Task statement: Skip all pictures, then print the remaining material exactly.

Dataset content:
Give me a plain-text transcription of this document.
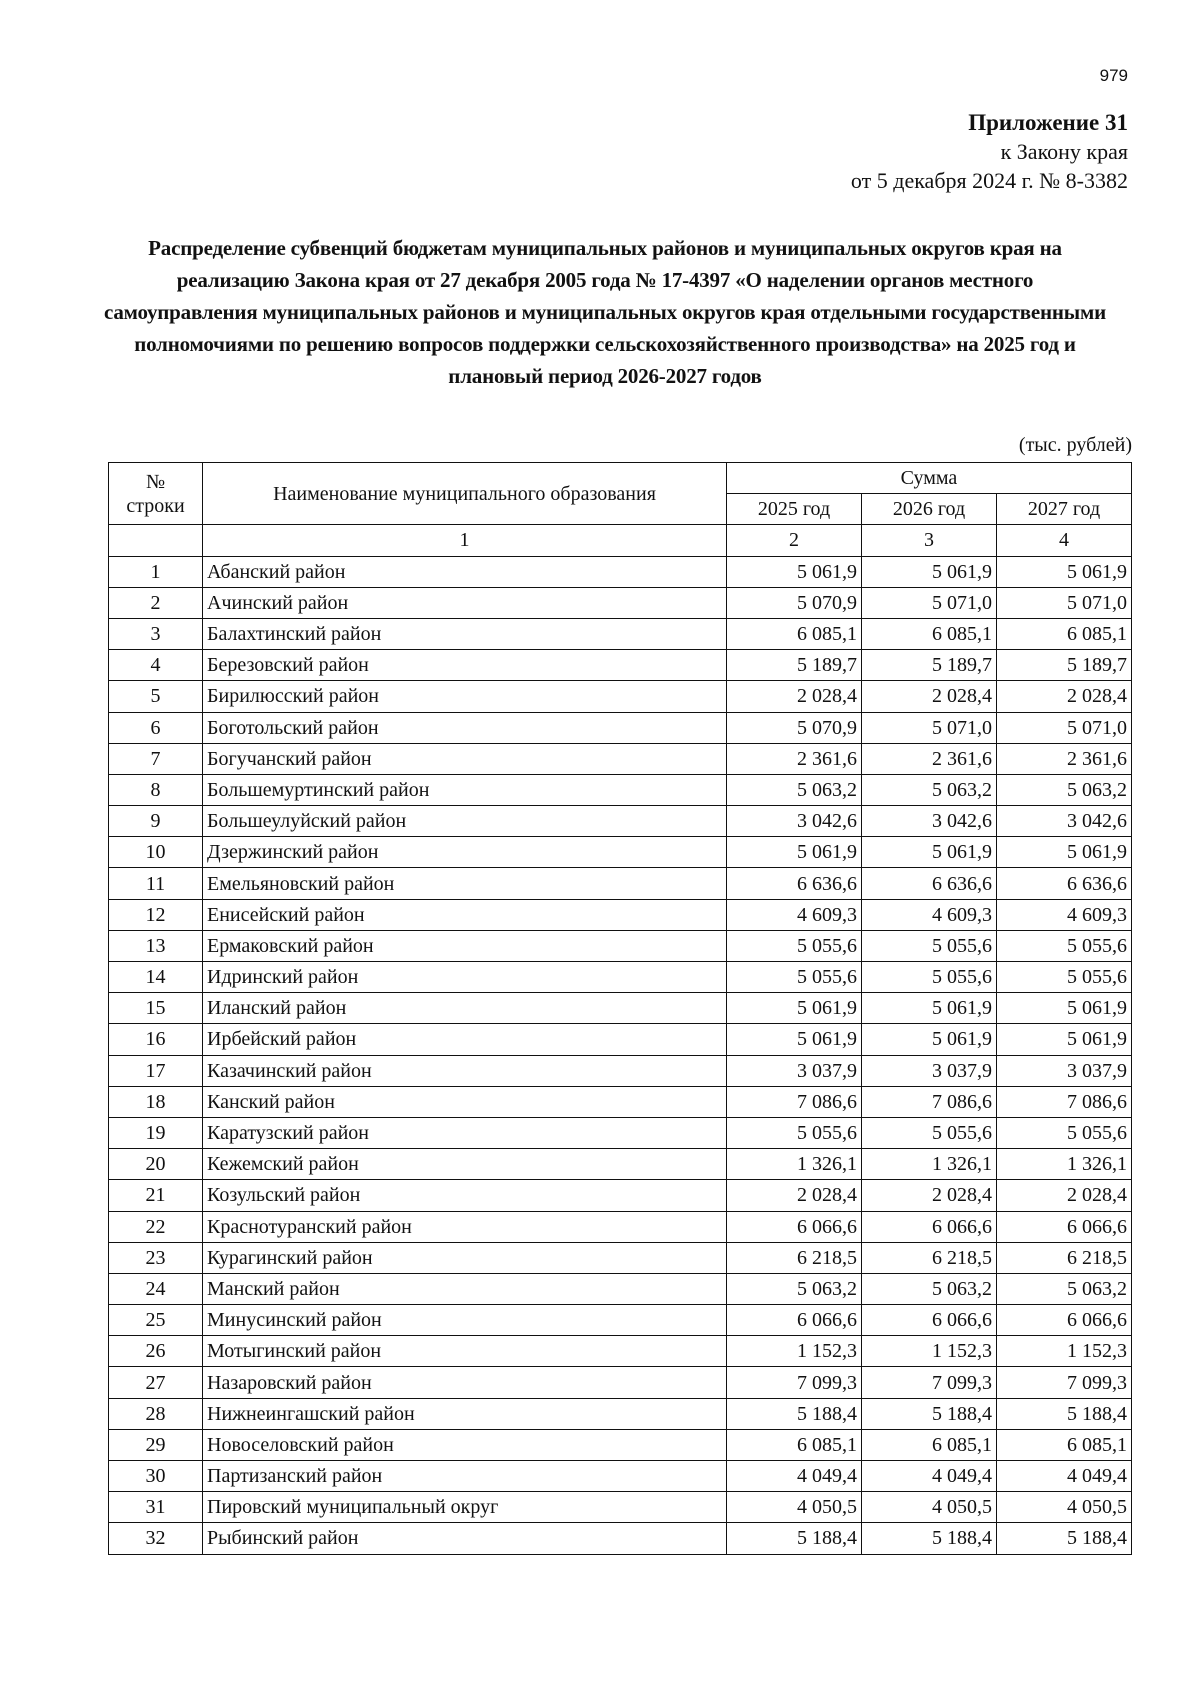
979
Приложение 31
к Закону края
от 5 декабря 2024 г. № 8-3382
Распределение субвенций бюджетам муниципальных районов и муниципальных округов края на реализацию Закона края от 27 декабря 2005 года № 17-4397 «О наделении органов местного самоуправления муниципальных районов и муниципальных округов края отдельными государственными полномочиями по решению вопросов поддержки сельскохозяйственного производства» на 2025 год и плановый период 2026-2027 годов
(тыс. рублей)
№
строки	Наименование муниципального образования	Сумма		
		2025 год	2026 год	2027 год
	1	2	3	4
1	Абанский район	5 061,9	5 061,9	5 061,9
2	Ачинский район	5 070,9	5 071,0	5 071,0
3	Балахтинский район	6 085,1	6 085,1	6 085,1
4	Березовский район	5 189,7	5 189,7	5 189,7
5	Бирилюсский район	2 028,4	2 028,4	2 028,4
6	Боготольский район	5 070,9	5 071,0	5 071,0
7	Богучанский район	2 361,6	2 361,6	2 361,6
8	Большемуртинский район	5 063,2	5 063,2	5 063,2
9	Большеулуйский район	3 042,6	3 042,6	3 042,6
10	Дзержинский район	5 061,9	5 061,9	5 061,9
11	Емельяновский район	6 636,6	6 636,6	6 636,6
12	Енисейский район	4 609,3	4 609,3	4 609,3
13	Ермаковский район	5 055,6	5 055,6	5 055,6
14	Идринский район	5 055,6	5 055,6	5 055,6
15	Иланский район	5 061,9	5 061,9	5 061,9
16	Ирбейский район	5 061,9	5 061,9	5 061,9
17	Казачинский район	3 037,9	3 037,9	3 037,9
18	Канский район	7 086,6	7 086,6	7 086,6
19	Каратузский район	5 055,6	5 055,6	5 055,6
20	Кежемский район	1 326,1	1 326,1	1 326,1
21	Козульский район	2 028,4	2 028,4	2 028,4
22	Краснотуранский район	6 066,6	6 066,6	6 066,6
23	Курагинский район	6 218,5	6 218,5	6 218,5
24	Манский район	5 063,2	5 063,2	5 063,2
25	Минусинский район	6 066,6	6 066,6	6 066,6
26	Мотыгинский район	1 152,3	1 152,3	1 152,3
27	Назаровский район	7 099,3	7 099,3	7 099,3
28	Нижнеингашский район	5 188,4	5 188,4	5 188,4
29	Новоселовский район	6 085,1	6 085,1	6 085,1
30	Партизанский район	4 049,4	4 049,4	4 049,4
31	Пировский муниципальный округ	4 050,5	4 050,5	4 050,5
32	Рыбинский район	5 188,4	5 188,4	5 188,4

Response:
Give me a plain-text transcription of this document.
979
Приложение 31
к Закону края
от 5 декабря 2024 г. № 8-3382
Распределение субвенций бюджетам муниципальных районов и муниципальных округов края на реализацию Закона края от 27 декабря 2005 года № 17-4397 «О наделении органов местного самоуправления муниципальных районов и муниципальных округов края отдельными государственными полномочиями по решению вопросов поддержки сельскохозяйственного производства» на 2025 год и плановый период 2026-2027 годов
(тыс. рублей)
№
строки	Наименование муниципального образования	Сумма		
		2025 год	2026 год	2027 год
	1	2	3	4
1	Абанский район	5 061,9	5 061,9	5 061,9
2	Ачинский район	5 070,9	5 071,0	5 071,0
3	Балахтинский район	6 085,1	6 085,1	6 085,1
4	Березовский район	5 189,7	5 189,7	5 189,7
5	Бирилюсский район	2 028,4	2 028,4	2 028,4
6	Боготольский район	5 070,9	5 071,0	5 071,0
7	Богучанский район	2 361,6	2 361,6	2 361,6
8	Большемуртинский район	5 063,2	5 063,2	5 063,2
9	Большеулуйский район	3 042,6	3 042,6	3 042,6
10	Дзержинский район	5 061,9	5 061,9	5 061,9
11	Емельяновский район	6 636,6	6 636,6	6 636,6
12	Енисейский район	4 609,3	4 609,3	4 609,3
13	Ермаковский район	5 055,6	5 055,6	5 055,6
14	Идринский район	5 055,6	5 055,6	5 055,6
15	Иланский район	5 061,9	5 061,9	5 061,9
16	Ирбейский район	5 061,9	5 061,9	5 061,9
17	Казачинский район	3 037,9	3 037,9	3 037,9
18	Канский район	7 086,6	7 086,6	7 086,6
19	Каратузский район	5 055,6	5 055,6	5 055,6
20	Кежемский район	1 326,1	1 326,1	1 326,1
21	Козульский район	2 028,4	2 028,4	2 028,4
22	Краснотуранский район	6 066,6	6 066,6	6 066,6
23	Курагинский район	6 218,5	6 218,5	6 218,5
24	Манский район	5 063,2	5 063,2	5 063,2
25	Минусинский район	6 066,6	6 066,6	6 066,6
26	Мотыгинский район	1 152,3	1 152,3	1 152,3
27	Назаровский район	7 099,3	7 099,3	7 099,3
28	Нижнеингашский район	5 188,4	5 188,4	5 188,4
29	Новоселовский район	6 085,1	6 085,1	6 085,1
30	Партизанский район	4 049,4	4 049,4	4 049,4
31	Пировский муниципальный округ	4 050,5	4 050,5	4 050,5
32	Рыбинский район	5 188,4	5 188,4	5 188,4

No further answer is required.